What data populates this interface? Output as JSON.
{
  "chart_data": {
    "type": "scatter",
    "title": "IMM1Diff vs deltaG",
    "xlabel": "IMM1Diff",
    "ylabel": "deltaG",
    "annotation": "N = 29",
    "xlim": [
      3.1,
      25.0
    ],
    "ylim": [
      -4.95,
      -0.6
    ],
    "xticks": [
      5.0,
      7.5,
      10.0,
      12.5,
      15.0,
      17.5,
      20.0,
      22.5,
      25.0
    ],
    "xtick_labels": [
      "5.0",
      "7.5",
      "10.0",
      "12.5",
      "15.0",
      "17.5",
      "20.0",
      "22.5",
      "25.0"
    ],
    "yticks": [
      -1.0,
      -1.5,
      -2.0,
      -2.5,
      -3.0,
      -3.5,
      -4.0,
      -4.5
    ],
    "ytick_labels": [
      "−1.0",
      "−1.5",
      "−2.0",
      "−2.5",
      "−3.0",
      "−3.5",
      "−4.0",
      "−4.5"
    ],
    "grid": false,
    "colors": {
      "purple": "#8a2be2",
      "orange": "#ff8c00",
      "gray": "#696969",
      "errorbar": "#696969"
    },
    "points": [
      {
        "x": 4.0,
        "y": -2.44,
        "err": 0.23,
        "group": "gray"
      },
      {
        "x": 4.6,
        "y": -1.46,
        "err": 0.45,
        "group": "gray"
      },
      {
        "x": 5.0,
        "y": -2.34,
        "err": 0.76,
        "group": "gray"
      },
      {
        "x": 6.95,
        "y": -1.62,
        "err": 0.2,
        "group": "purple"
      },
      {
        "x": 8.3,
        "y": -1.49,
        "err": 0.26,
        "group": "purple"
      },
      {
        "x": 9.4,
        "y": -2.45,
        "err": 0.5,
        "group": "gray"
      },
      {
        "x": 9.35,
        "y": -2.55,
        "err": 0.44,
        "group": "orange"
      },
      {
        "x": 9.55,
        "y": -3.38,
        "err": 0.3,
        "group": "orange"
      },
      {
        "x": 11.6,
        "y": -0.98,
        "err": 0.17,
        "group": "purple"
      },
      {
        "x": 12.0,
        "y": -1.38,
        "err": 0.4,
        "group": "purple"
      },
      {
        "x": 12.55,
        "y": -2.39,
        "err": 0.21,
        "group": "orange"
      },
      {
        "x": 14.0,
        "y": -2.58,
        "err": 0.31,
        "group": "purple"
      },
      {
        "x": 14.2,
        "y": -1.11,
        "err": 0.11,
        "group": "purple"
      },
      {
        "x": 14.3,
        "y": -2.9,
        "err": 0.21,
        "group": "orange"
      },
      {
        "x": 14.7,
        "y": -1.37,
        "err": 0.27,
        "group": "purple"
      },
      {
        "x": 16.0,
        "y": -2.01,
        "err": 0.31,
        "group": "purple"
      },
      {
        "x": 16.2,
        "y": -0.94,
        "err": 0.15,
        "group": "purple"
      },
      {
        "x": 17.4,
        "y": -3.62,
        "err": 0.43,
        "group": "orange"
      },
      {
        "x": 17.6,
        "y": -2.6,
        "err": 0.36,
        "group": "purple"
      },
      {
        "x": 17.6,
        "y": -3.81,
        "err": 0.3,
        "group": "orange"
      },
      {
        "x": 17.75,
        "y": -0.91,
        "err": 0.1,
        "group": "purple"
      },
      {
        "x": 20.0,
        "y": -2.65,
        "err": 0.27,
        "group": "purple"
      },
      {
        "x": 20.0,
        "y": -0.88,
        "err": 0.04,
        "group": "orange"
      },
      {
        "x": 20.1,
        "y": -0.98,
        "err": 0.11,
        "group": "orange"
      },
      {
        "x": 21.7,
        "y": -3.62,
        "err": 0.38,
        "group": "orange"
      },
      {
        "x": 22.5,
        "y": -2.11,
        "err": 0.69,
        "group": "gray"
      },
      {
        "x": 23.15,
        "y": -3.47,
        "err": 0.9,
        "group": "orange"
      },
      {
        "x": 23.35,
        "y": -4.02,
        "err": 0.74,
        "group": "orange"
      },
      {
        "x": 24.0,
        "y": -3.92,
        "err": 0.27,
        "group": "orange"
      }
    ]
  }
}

● Written request
Copy every record exactly, with nothing added or dropped.

● Result of this exercise
What data populates this interface? Output as JSON.
{
  "chart_data": {
    "type": "scatter",
    "title": "IMM1Diff vs deltaG",
    "xlabel": "IMM1Diff",
    "ylabel": "deltaG",
    "annotation": "N = 29",
    "xlim": [
      3.1,
      25.0
    ],
    "ylim": [
      -4.95,
      -0.6
    ],
    "xticks": [
      5.0,
      7.5,
      10.0,
      12.5,
      15.0,
      17.5,
      20.0,
      22.5,
      25.0
    ],
    "xtick_labels": [
      "5.0",
      "7.5",
      "10.0",
      "12.5",
      "15.0",
      "17.5",
      "20.0",
      "22.5",
      "25.0"
    ],
    "yticks": [
      -1.0,
      -1.5,
      -2.0,
      -2.5,
      -3.0,
      -3.5,
      -4.0,
      -4.5
    ],
    "ytick_labels": [
      "−1.0",
      "−1.5",
      "−2.0",
      "−2.5",
      "−3.0",
      "−3.5",
      "−4.0",
      "−4.5"
    ],
    "grid": false,
    "colors": {
      "purple": "#8a2be2",
      "orange": "#ff8c00",
      "gray": "#696969",
      "errorbar": "#696969"
    },
    "points": [
      {
        "x": 4.0,
        "y": -2.44,
        "err": 0.23,
        "group": "gray"
      },
      {
        "x": 4.6,
        "y": -1.46,
        "err": 0.45,
        "group": "gray"
      },
      {
        "x": 5.0,
        "y": -2.34,
        "err": 0.76,
        "group": "gray"
      },
      {
        "x": 6.95,
        "y": -1.62,
        "err": 0.2,
        "group": "purple"
      },
      {
        "x": 8.3,
        "y": -1.49,
        "err": 0.26,
        "group": "purple"
      },
      {
        "x": 9.4,
        "y": -2.45,
        "err": 0.5,
        "group": "gray"
      },
      {
        "x": 9.35,
        "y": -2.55,
        "err": 0.44,
        "group": "orange"
      },
      {
        "x": 9.55,
        "y": -3.38,
        "err": 0.3,
        "group": "orange"
      },
      {
        "x": 11.6,
        "y": -0.98,
        "err": 0.17,
        "group": "purple"
      },
      {
        "x": 12.0,
        "y": -1.38,
        "err": 0.4,
        "group": "purple"
      },
      {
        "x": 12.55,
        "y": -2.39,
        "err": 0.21,
        "group": "orange"
      },
      {
        "x": 14.0,
        "y": -2.58,
        "err": 0.31,
        "group": "purple"
      },
      {
        "x": 14.2,
        "y": -1.11,
        "err": 0.11,
        "group": "purple"
      },
      {
        "x": 14.3,
        "y": -2.9,
        "err": 0.21,
        "group": "orange"
      },
      {
        "x": 14.7,
        "y": -1.37,
        "err": 0.27,
        "group": "purple"
      },
      {
        "x": 16.0,
        "y": -2.01,
        "err": 0.31,
        "group": "purple"
      },
      {
        "x": 16.2,
        "y": -0.94,
        "err": 0.15,
        "group": "purple"
      },
      {
        "x": 17.4,
        "y": -3.62,
        "err": 0.43,
        "group": "orange"
      },
      {
        "x": 17.6,
        "y": -2.6,
        "err": 0.36,
        "group": "purple"
      },
      {
        "x": 17.6,
        "y": -3.81,
        "err": 0.3,
        "group": "orange"
      },
      {
        "x": 17.75,
        "y": -0.91,
        "err": 0.1,
        "group": "purple"
      },
      {
        "x": 20.0,
        "y": -2.65,
        "err": 0.27,
        "group": "purple"
      },
      {
        "x": 20.0,
        "y": -0.88,
        "err": 0.04,
        "group": "orange"
      },
      {
        "x": 20.1,
        "y": -0.98,
        "err": 0.11,
        "group": "orange"
      },
      {
        "x": 21.7,
        "y": -3.62,
        "err": 0.38,
        "group": "orange"
      },
      {
        "x": 22.5,
        "y": -2.11,
        "err": 0.69,
        "group": "gray"
      },
      {
        "x": 23.15,
        "y": -3.47,
        "err": 0.9,
        "group": "orange"
      },
      {
        "x": 23.35,
        "y": -4.02,
        "err": 0.74,
        "group": "orange"
      },
      {
        "x": 24.0,
        "y": -3.92,
        "err": 0.27,
        "group": "orange"
      }
    ]
  }
}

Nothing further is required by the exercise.